**Exercise aim:**
Skip the pictures and repeat each line of the data exactly.
━━━━━ Source data ━━━━━
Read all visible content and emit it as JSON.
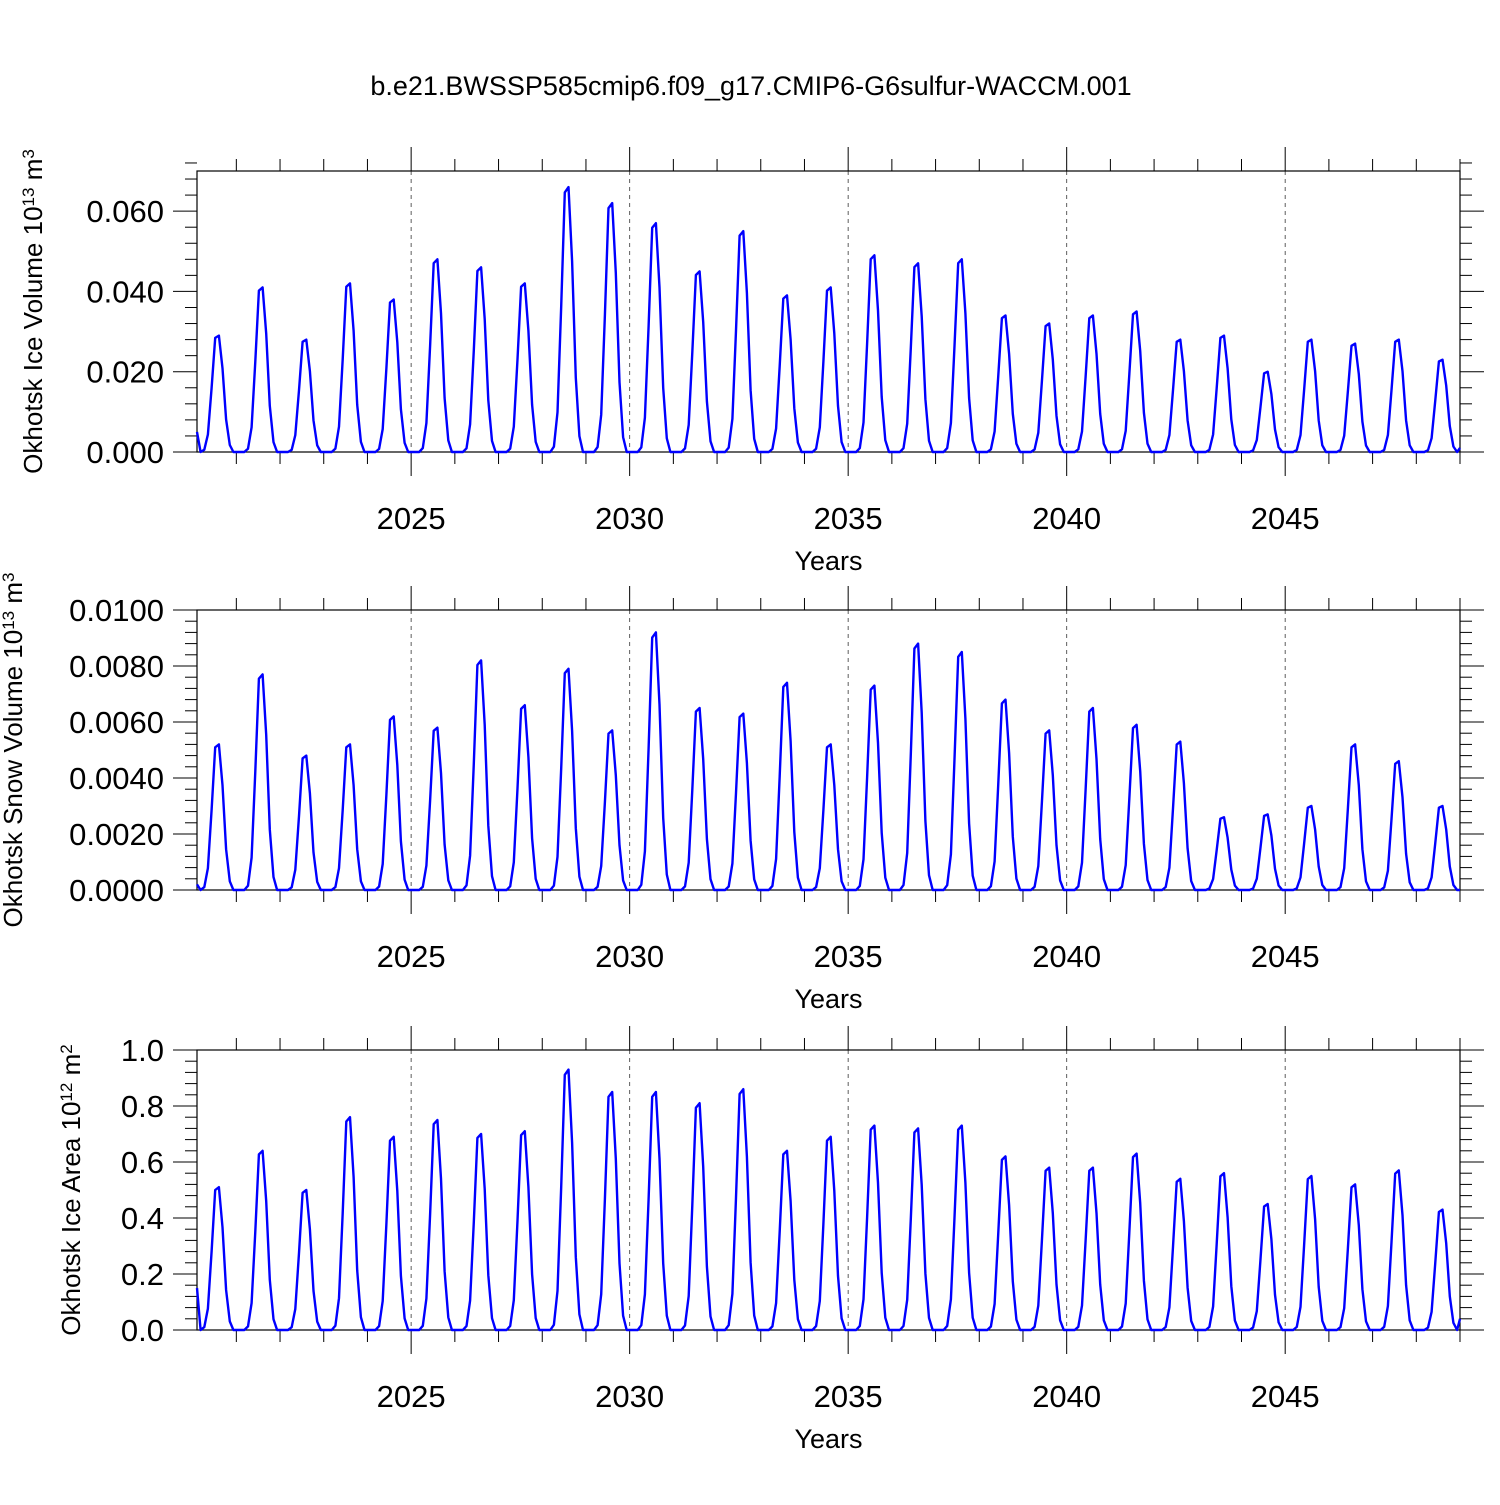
{
  "figure_title": "b.e21.BWSSP585cmip6.f09_g17.CMIP6-G6sulfur-WACCM.001",
  "colors": {
    "series": "#0000ff",
    "axis": "#000000"
  },
  "chart_data": [
    {
      "type": "line",
      "title": "b.e21.BWSSP585cmip6.f09_g17.CMIP6-G6sulfur-WACCM.001",
      "ylabel": "Okhotsk Ice Volume 10",
      "ylabel_exp": "13",
      "ylabel_unit": " m",
      "ylabel_unit_exp": "3",
      "xlabel": "Years",
      "xlim": [
        2020.1,
        2049.0
      ],
      "ylim": [
        0.0,
        0.07
      ],
      "xticks": [
        2025,
        2030,
        2035,
        2040,
        2045
      ],
      "xtick_labels": [
        "2025",
        "2030",
        "2035",
        "2040",
        "2045"
      ],
      "yticks": [
        0.0,
        0.02,
        0.04,
        0.06
      ],
      "ytick_labels": [
        "0.000",
        "0.020",
        "0.040",
        "0.060"
      ],
      "grid_x": true,
      "series": [
        {
          "name": "Okhotsk Ice Volume",
          "start_year": 2020.1,
          "step": 0.0833333,
          "peaks": [
            0.029,
            0.041,
            0.028,
            0.042,
            0.038,
            0.048,
            0.046,
            0.042,
            0.066,
            0.062,
            0.057,
            0.045,
            0.055,
            0.039,
            0.041,
            0.049,
            0.047,
            0.048,
            0.034,
            0.032,
            0.034,
            0.035,
            0.028,
            0.029,
            0.02,
            0.028,
            0.027,
            0.028,
            0.023
          ],
          "first_value": 0.005,
          "last_value": 0.001
        }
      ]
    },
    {
      "type": "line",
      "ylabel": "Okhotsk Snow Volume 10",
      "ylabel_exp": "13",
      "ylabel_unit": " m",
      "ylabel_unit_exp": "3",
      "xlabel": "Years",
      "xlim": [
        2020.1,
        2049.0
      ],
      "ylim": [
        0.0,
        0.01
      ],
      "xticks": [
        2025,
        2030,
        2035,
        2040,
        2045
      ],
      "xtick_labels": [
        "2025",
        "2030",
        "2035",
        "2040",
        "2045"
      ],
      "yticks": [
        0.0,
        0.002,
        0.004,
        0.006,
        0.008,
        0.01
      ],
      "ytick_labels": [
        "0.0000",
        "0.0020",
        "0.0040",
        "0.0060",
        "0.0080",
        "0.0100"
      ],
      "grid_x": true,
      "series": [
        {
          "name": "Okhotsk Snow Volume",
          "start_year": 2020.1,
          "step": 0.0833333,
          "peaks": [
            0.0052,
            0.0077,
            0.0048,
            0.0052,
            0.0062,
            0.0058,
            0.0082,
            0.0066,
            0.0079,
            0.0057,
            0.0092,
            0.0065,
            0.0063,
            0.0074,
            0.0052,
            0.0073,
            0.0088,
            0.0085,
            0.0068,
            0.0057,
            0.0065,
            0.0059,
            0.0053,
            0.0026,
            0.0027,
            0.003,
            0.0052,
            0.0046,
            0.003
          ],
          "first_value": 0.0002,
          "last_value": 0.0
        }
      ]
    },
    {
      "type": "line",
      "ylabel": "Okhotsk Ice Area 10",
      "ylabel_exp": "12",
      "ylabel_unit": " m",
      "ylabel_unit_exp": "2",
      "xlabel": "Years",
      "xlim": [
        2020.1,
        2049.0
      ],
      "ylim": [
        0.0,
        1.0
      ],
      "xticks": [
        2025,
        2030,
        2035,
        2040,
        2045
      ],
      "xtick_labels": [
        "2025",
        "2030",
        "2035",
        "2040",
        "2045"
      ],
      "yticks": [
        0.0,
        0.2,
        0.4,
        0.6,
        0.8,
        1.0
      ],
      "ytick_labels": [
        "0.0",
        "0.2",
        "0.4",
        "0.6",
        "0.8",
        "1.0"
      ],
      "grid_x": true,
      "series": [
        {
          "name": "Okhotsk Ice Area",
          "start_year": 2020.1,
          "step": 0.0833333,
          "peaks": [
            0.51,
            0.64,
            0.5,
            0.76,
            0.69,
            0.75,
            0.7,
            0.71,
            0.93,
            0.85,
            0.85,
            0.81,
            0.86,
            0.64,
            0.69,
            0.73,
            0.72,
            0.73,
            0.62,
            0.58,
            0.58,
            0.63,
            0.54,
            0.56,
            0.45,
            0.55,
            0.52,
            0.57,
            0.43
          ],
          "first_value": 0.15,
          "last_value": 0.04
        }
      ]
    }
  ]
}
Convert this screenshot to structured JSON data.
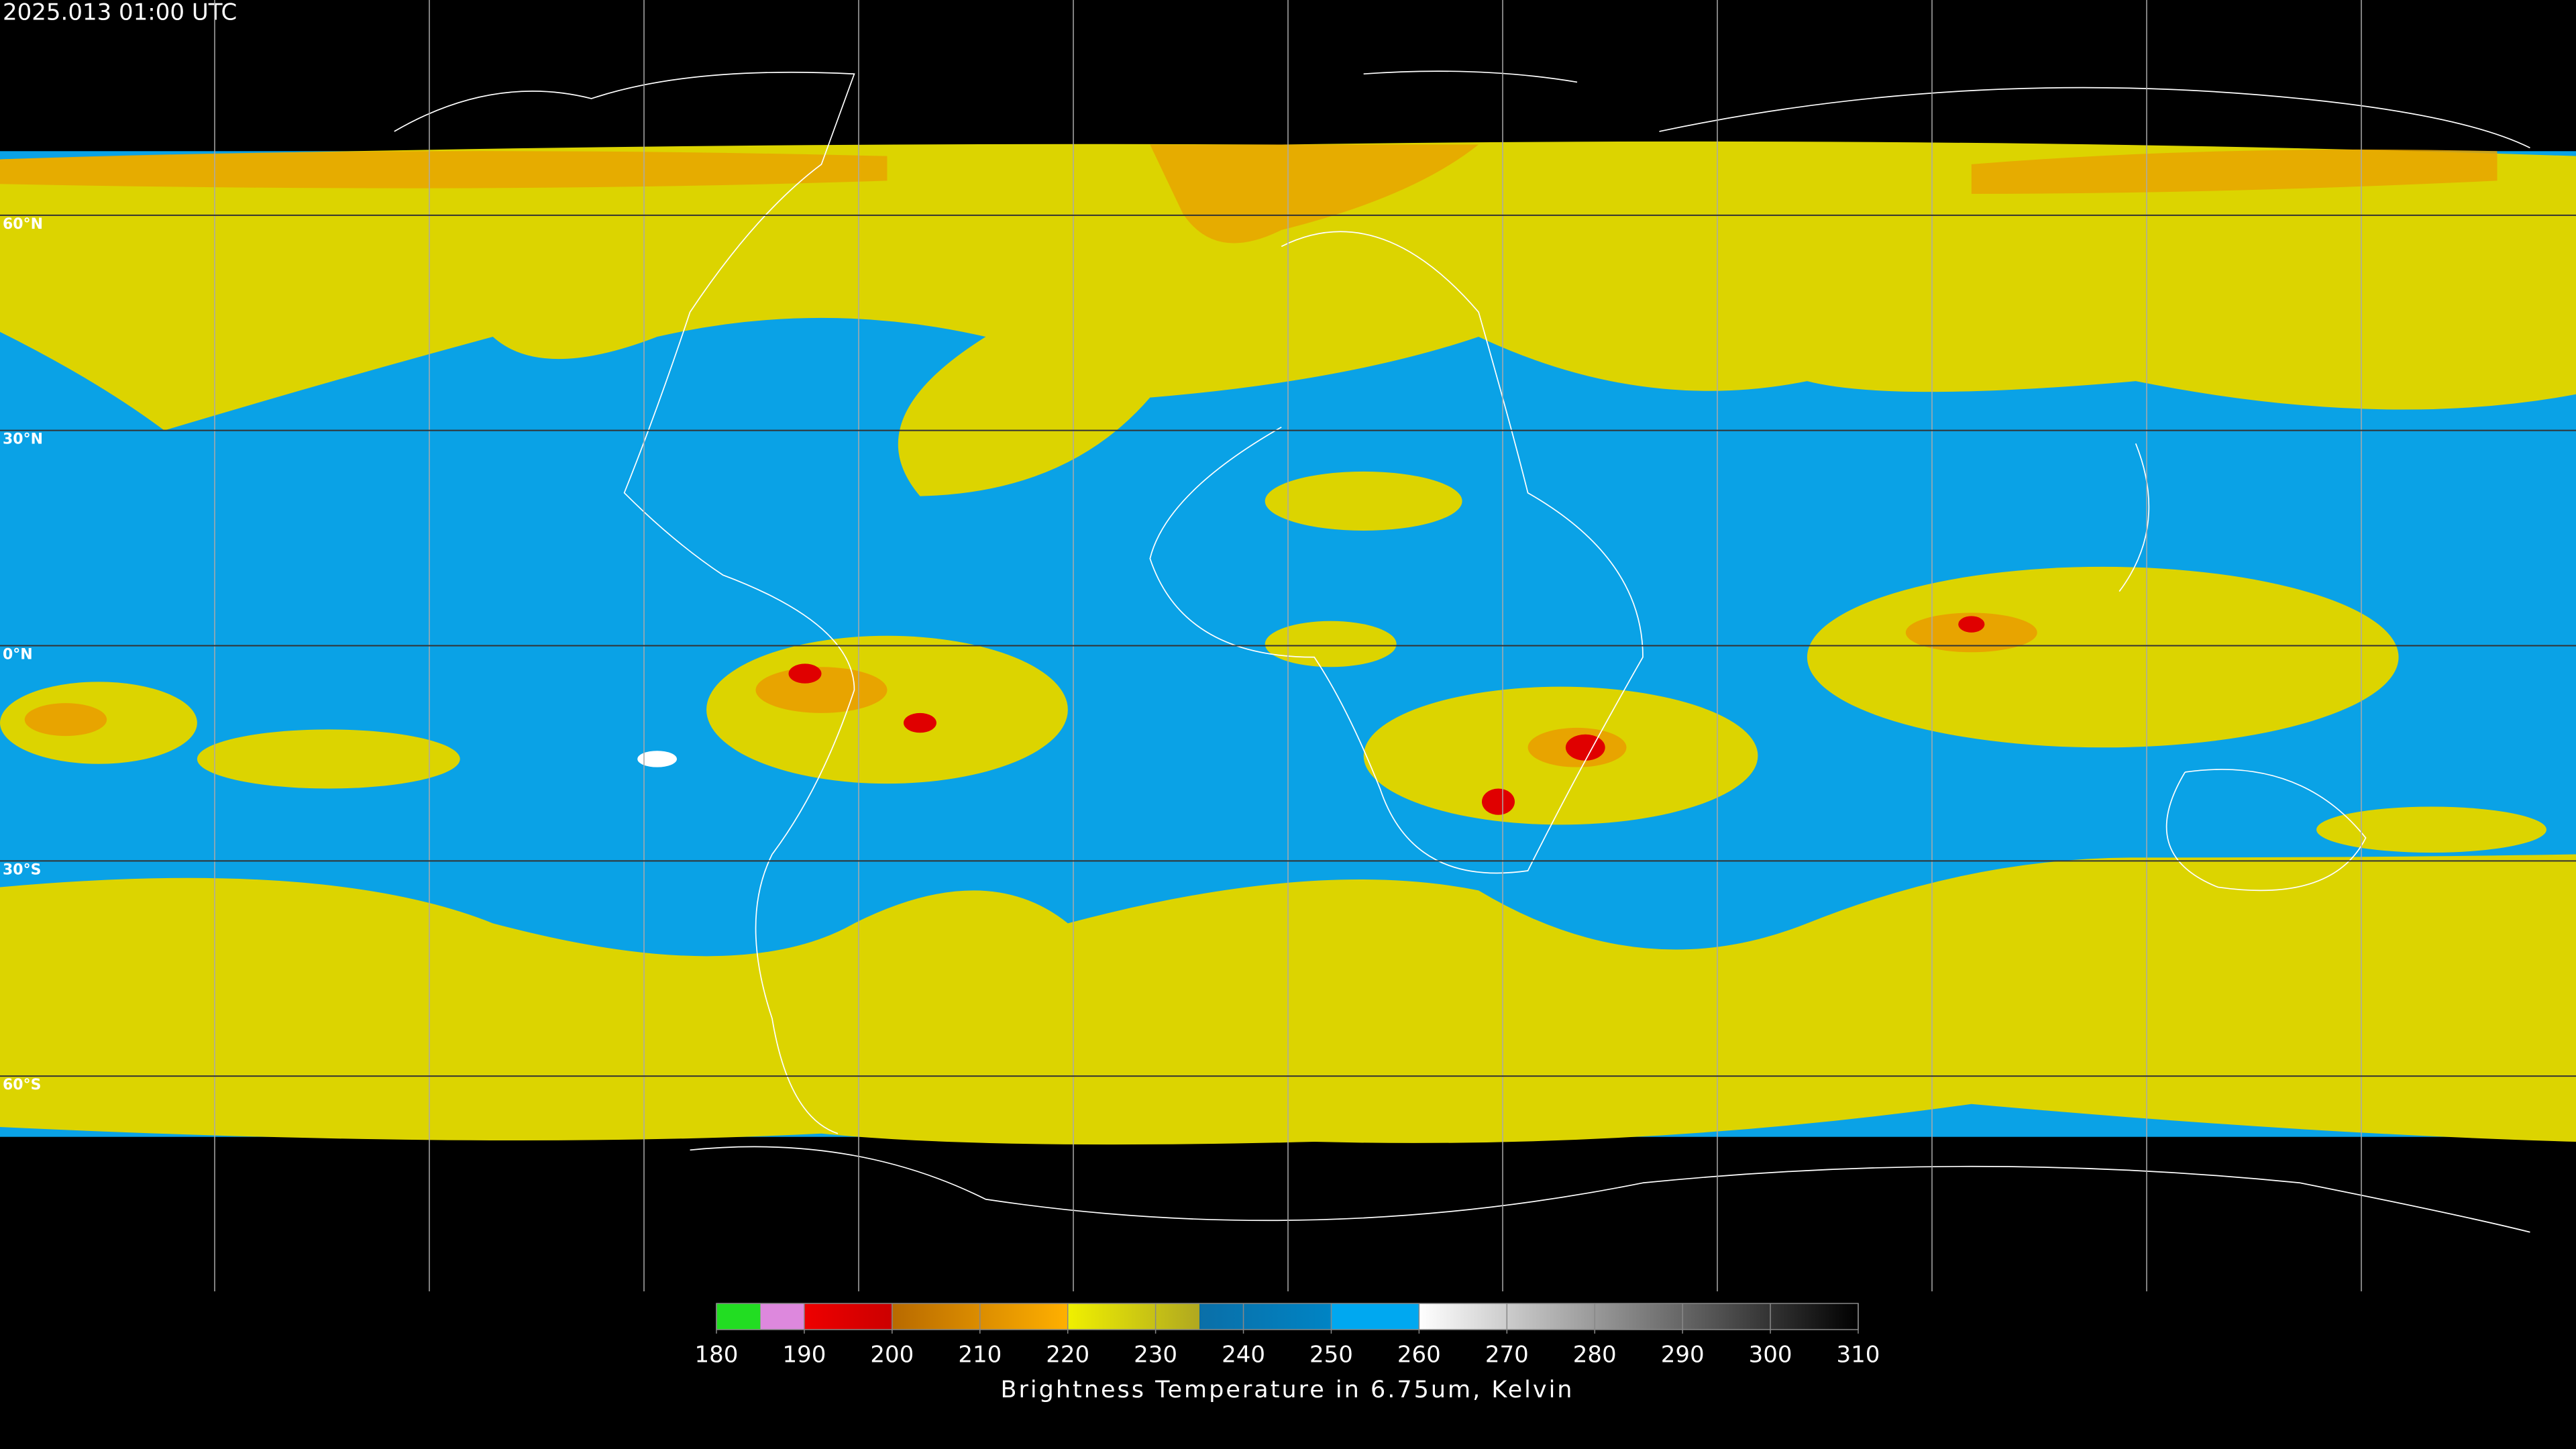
━━━━━
**Result:**
Read all visible content and emit it as JSON.
{
  "figure_title": "b.e21.BWSSP585cmip6.f09_g17.CMIP6-G6sulfur-WACCM.001",
  "colors": {
    "series": "#0000ff",
    "axis": "#000000"
  },
  "chart_data": [
    {
      "type": "line",
      "title": "b.e21.BWSSP585cmip6.f09_g17.CMIP6-G6sulfur-WACCM.001",
      "ylabel": "Okhotsk Ice Volume 10",
      "ylabel_exp": "13",
      "ylabel_unit": " m",
      "ylabel_unit_exp": "3",
      "xlabel": "Years",
      "xlim": [
        2020.1,
        2049.0
      ],
      "ylim": [
        0.0,
        0.07
      ],
      "xticks": [
        2025,
        2030,
        2035,
        2040,
        2045
      ],
      "xtick_labels": [
        "2025",
        "2030",
        "2035",
        "2040",
        "2045"
      ],
      "yticks": [
        0.0,
        0.02,
        0.04,
        0.06
      ],
      "ytick_labels": [
        "0.000",
        "0.020",
        "0.040",
        "0.060"
      ],
      "grid_x": true,
      "series": [
        {
          "name": "Okhotsk Ice Volume",
          "start_year": 2020.1,
          "step": 0.0833333,
          "peaks": [
            0.029,
            0.041,
            0.028,
            0.042,
            0.038,
            0.048,
            0.046,
            0.042,
            0.066,
            0.062,
            0.057,
            0.045,
            0.055,
            0.039,
            0.041,
            0.049,
            0.047,
            0.048,
            0.034,
            0.032,
            0.034,
            0.035,
            0.028,
            0.029,
            0.02,
            0.028,
            0.027,
            0.028,
            0.023
          ],
          "first_value": 0.005,
          "last_value": 0.001
        }
      ]
    },
    {
      "type": "line",
      "ylabel": "Okhotsk Snow Volume 10",
      "ylabel_exp": "13",
      "ylabel_unit": " m",
      "ylabel_unit_exp": "3",
      "xlabel": "Years",
      "xlim": [
        2020.1,
        2049.0
      ],
      "ylim": [
        0.0,
        0.01
      ],
      "xticks": [
        2025,
        2030,
        2035,
        2040,
        2045
      ],
      "xtick_labels": [
        "2025",
        "2030",
        "2035",
        "2040",
        "2045"
      ],
      "yticks": [
        0.0,
        0.002,
        0.004,
        0.006,
        0.008,
        0.01
      ],
      "ytick_labels": [
        "0.0000",
        "0.0020",
        "0.0040",
        "0.0060",
        "0.0080",
        "0.0100"
      ],
      "grid_x": true,
      "series": [
        {
          "name": "Okhotsk Snow Volume",
          "start_year": 2020.1,
          "step": 0.0833333,
          "peaks": [
            0.0052,
            0.0077,
            0.0048,
            0.0052,
            0.0062,
            0.0058,
            0.0082,
            0.0066,
            0.0079,
            0.0057,
            0.0092,
            0.0065,
            0.0063,
            0.0074,
            0.0052,
            0.0073,
            0.0088,
            0.0085,
            0.0068,
            0.0057,
            0.0065,
            0.0059,
            0.0053,
            0.0026,
            0.0027,
            0.003,
            0.0052,
            0.0046,
            0.003
          ],
          "first_value": 0.0002,
          "last_value": 0.0
        }
      ]
    },
    {
      "type": "line",
      "ylabel": "Okhotsk Ice Area 10",
      "ylabel_exp": "12",
      "ylabel_unit": " m",
      "ylabel_unit_exp": "2",
      "xlabel": "Years",
      "xlim": [
        2020.1,
        2049.0
      ],
      "ylim": [
        0.0,
        1.0
      ],
      "xticks": [
        2025,
        2030,
        2035,
        2040,
        2045
      ],
      "xtick_labels": [
        "2025",
        "2030",
        "2035",
        "2040",
        "2045"
      ],
      "yticks": [
        0.0,
        0.2,
        0.4,
        0.6,
        0.8,
        1.0
      ],
      "ytick_labels": [
        "0.0",
        "0.2",
        "0.4",
        "0.6",
        "0.8",
        "1.0"
      ],
      "grid_x": true,
      "series": [
        {
          "name": "Okhotsk Ice Area",
          "start_year": 2020.1,
          "step": 0.0833333,
          "peaks": [
            0.51,
            0.64,
            0.5,
            0.76,
            0.69,
            0.75,
            0.7,
            0.71,
            0.93,
            0.85,
            0.85,
            0.81,
            0.86,
            0.64,
            0.69,
            0.73,
            0.72,
            0.73,
            0.62,
            0.58,
            0.58,
            0.63,
            0.54,
            0.56,
            0.45,
            0.55,
            0.52,
            0.57,
            0.43
          ],
          "first_value": 0.15,
          "last_value": 0.04
        }
      ]
    }
  ]
}
Convert this screenshot to structured JSON data.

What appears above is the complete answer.